• **PROBLEM**
Scan the data below. Pull out each line where "Width" occurs.

• **INPUT**
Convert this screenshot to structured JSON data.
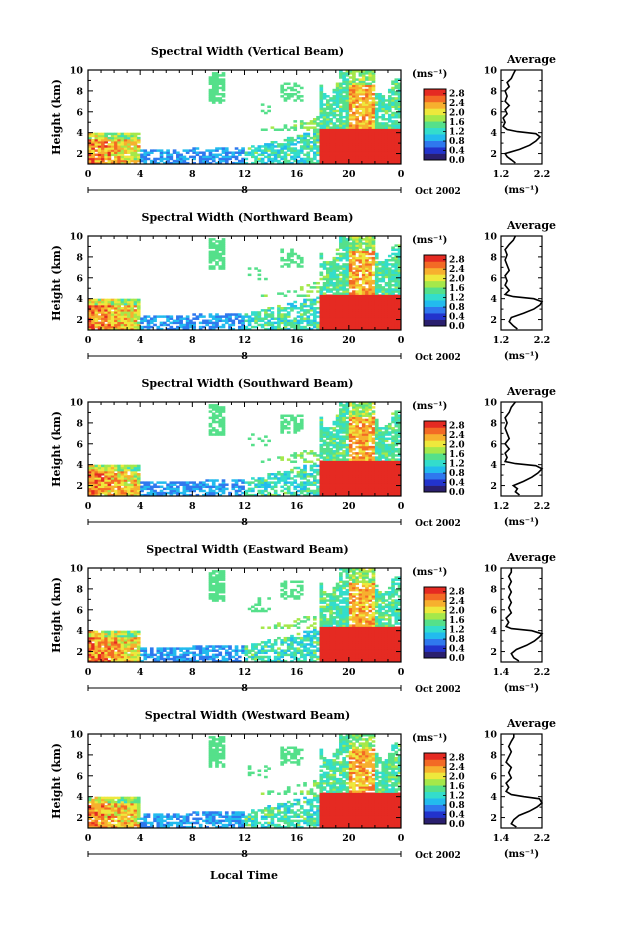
{
  "chart_data": {
    "type": "heatmap",
    "xlabel": "Local Time",
    "date_label": "Oct 2002",
    "day_label": "8",
    "x_ticks": [
      "0",
      "4",
      "8",
      "12",
      "16",
      "20",
      "0"
    ],
    "x_range": [
      0,
      24
    ],
    "y_label": "Height (km)",
    "y_ticks": [
      "2",
      "4",
      "6",
      "8",
      "10"
    ],
    "y_range": [
      1,
      10
    ],
    "colorbar": {
      "unit": "(ms⁻¹)",
      "ticks": [
        "0.0",
        "0.4",
        "0.8",
        "1.2",
        "1.6",
        "2.0",
        "2.4",
        "2.8"
      ],
      "range": [
        0,
        3.0
      ],
      "colors": [
        "#2a1f6e",
        "#2233cc",
        "#2f78ee",
        "#22bbee",
        "#33ddcc",
        "#55e08a",
        "#a5e84a",
        "#eee83c",
        "#f7b02e",
        "#f36a25",
        "#e52a22"
      ]
    },
    "average_title": "Average",
    "average_unit": "(ms⁻¹)",
    "panels": [
      {
        "title": "Spectral Width (Vertical Beam)",
        "avg_xticks": [
          "1.2",
          "2.2"
        ],
        "avg_xrange": [
          1.2,
          2.2
        ],
        "avg_profile": [
          [
            1.55,
            1.1
          ],
          [
            1.45,
            1.4
          ],
          [
            1.35,
            1.7
          ],
          [
            1.3,
            2.0
          ],
          [
            1.65,
            2.4
          ],
          [
            1.9,
            2.8
          ],
          [
            2.05,
            3.2
          ],
          [
            2.15,
            3.6
          ],
          [
            2.05,
            3.9
          ],
          [
            1.6,
            4.1
          ],
          [
            1.35,
            4.3
          ],
          [
            1.25,
            4.6
          ],
          [
            1.3,
            5.0
          ],
          [
            1.25,
            5.4
          ],
          [
            1.35,
            5.8
          ],
          [
            1.3,
            6.2
          ],
          [
            1.4,
            6.6
          ],
          [
            1.3,
            7.0
          ],
          [
            1.35,
            7.5
          ],
          [
            1.3,
            8.0
          ],
          [
            1.4,
            8.4
          ],
          [
            1.35,
            8.8
          ],
          [
            1.45,
            9.2
          ],
          [
            1.5,
            9.6
          ],
          [
            1.55,
            10.0
          ]
        ]
      },
      {
        "title": "Spectral Width (Northward Beam)",
        "avg_xticks": [
          "1.2",
          "2.2"
        ],
        "avg_xrange": [
          1.2,
          2.2
        ],
        "avg_profile": [
          [
            1.6,
            1.1
          ],
          [
            1.5,
            1.4
          ],
          [
            1.4,
            1.8
          ],
          [
            1.45,
            2.2
          ],
          [
            1.75,
            2.6
          ],
          [
            2.0,
            3.0
          ],
          [
            2.15,
            3.4
          ],
          [
            2.2,
            3.7
          ],
          [
            2.0,
            4.0
          ],
          [
            1.5,
            4.2
          ],
          [
            1.3,
            4.4
          ],
          [
            1.4,
            4.8
          ],
          [
            1.3,
            5.3
          ],
          [
            1.35,
            5.7
          ],
          [
            1.3,
            6.2
          ],
          [
            1.4,
            6.7
          ],
          [
            1.35,
            7.2
          ],
          [
            1.3,
            7.7
          ],
          [
            1.35,
            8.2
          ],
          [
            1.3,
            8.7
          ],
          [
            1.4,
            9.2
          ],
          [
            1.5,
            9.6
          ],
          [
            1.55,
            10.0
          ]
        ]
      },
      {
        "title": "Spectral Width (Southward Beam)",
        "avg_xticks": [
          "1.2",
          "2.2"
        ],
        "avg_xrange": [
          1.2,
          2.2
        ],
        "avg_profile": [
          [
            1.65,
            1.1
          ],
          [
            1.55,
            1.4
          ],
          [
            1.6,
            1.7
          ],
          [
            1.5,
            2.0
          ],
          [
            1.75,
            2.4
          ],
          [
            1.95,
            2.8
          ],
          [
            2.1,
            3.2
          ],
          [
            2.2,
            3.6
          ],
          [
            2.05,
            3.9
          ],
          [
            1.55,
            4.1
          ],
          [
            1.3,
            4.3
          ],
          [
            1.35,
            4.7
          ],
          [
            1.3,
            5.1
          ],
          [
            1.4,
            5.5
          ],
          [
            1.3,
            6.0
          ],
          [
            1.4,
            6.5
          ],
          [
            1.35,
            7.0
          ],
          [
            1.3,
            7.5
          ],
          [
            1.35,
            8.0
          ],
          [
            1.3,
            8.5
          ],
          [
            1.4,
            9.0
          ],
          [
            1.45,
            9.5
          ],
          [
            1.55,
            10.0
          ]
        ]
      },
      {
        "title": "Spectral Width (Eastward Beam)",
        "avg_xticks": [
          "1.4",
          "2.2"
        ],
        "avg_xrange": [
          1.4,
          2.2
        ],
        "avg_profile": [
          [
            1.75,
            1.1
          ],
          [
            1.65,
            1.4
          ],
          [
            1.6,
            1.8
          ],
          [
            1.7,
            2.2
          ],
          [
            1.9,
            2.6
          ],
          [
            2.05,
            3.0
          ],
          [
            2.15,
            3.4
          ],
          [
            2.2,
            3.7
          ],
          [
            2.0,
            4.0
          ],
          [
            1.6,
            4.2
          ],
          [
            1.5,
            4.4
          ],
          [
            1.55,
            4.8
          ],
          [
            1.5,
            5.2
          ],
          [
            1.6,
            5.7
          ],
          [
            1.55,
            6.2
          ],
          [
            1.6,
            6.7
          ],
          [
            1.55,
            7.2
          ],
          [
            1.6,
            7.7
          ],
          [
            1.55,
            8.2
          ],
          [
            1.6,
            8.7
          ],
          [
            1.55,
            9.2
          ],
          [
            1.6,
            9.6
          ],
          [
            1.6,
            10.0
          ]
        ]
      },
      {
        "title": "Spectral Width (Westward Beam)",
        "avg_xticks": [
          "1.4",
          "2.2"
        ],
        "avg_xrange": [
          1.4,
          2.2
        ],
        "avg_profile": [
          [
            1.7,
            1.1
          ],
          [
            1.6,
            1.4
          ],
          [
            1.65,
            1.8
          ],
          [
            1.75,
            2.2
          ],
          [
            1.95,
            2.6
          ],
          [
            2.1,
            3.0
          ],
          [
            2.2,
            3.4
          ],
          [
            2.15,
            3.8
          ],
          [
            1.85,
            4.0
          ],
          [
            1.6,
            4.2
          ],
          [
            1.5,
            4.5
          ],
          [
            1.55,
            4.9
          ],
          [
            1.5,
            5.3
          ],
          [
            1.6,
            5.8
          ],
          [
            1.55,
            6.3
          ],
          [
            1.6,
            6.8
          ],
          [
            1.5,
            7.3
          ],
          [
            1.55,
            7.8
          ],
          [
            1.6,
            8.3
          ],
          [
            1.55,
            8.8
          ],
          [
            1.6,
            9.3
          ],
          [
            1.65,
            9.7
          ],
          [
            1.65,
            10.0
          ]
        ]
      }
    ]
  }
}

• **RESPONSE**
        "title": "Spectral Width (Vertical Beam)",
        "title": "Spectral Width (Northward Beam)",
        "title": "Spectral Width (Southward Beam)",
        "title": "Spectral Width (Eastward Beam)",
        "title": "Spectral Width (Westward Beam)",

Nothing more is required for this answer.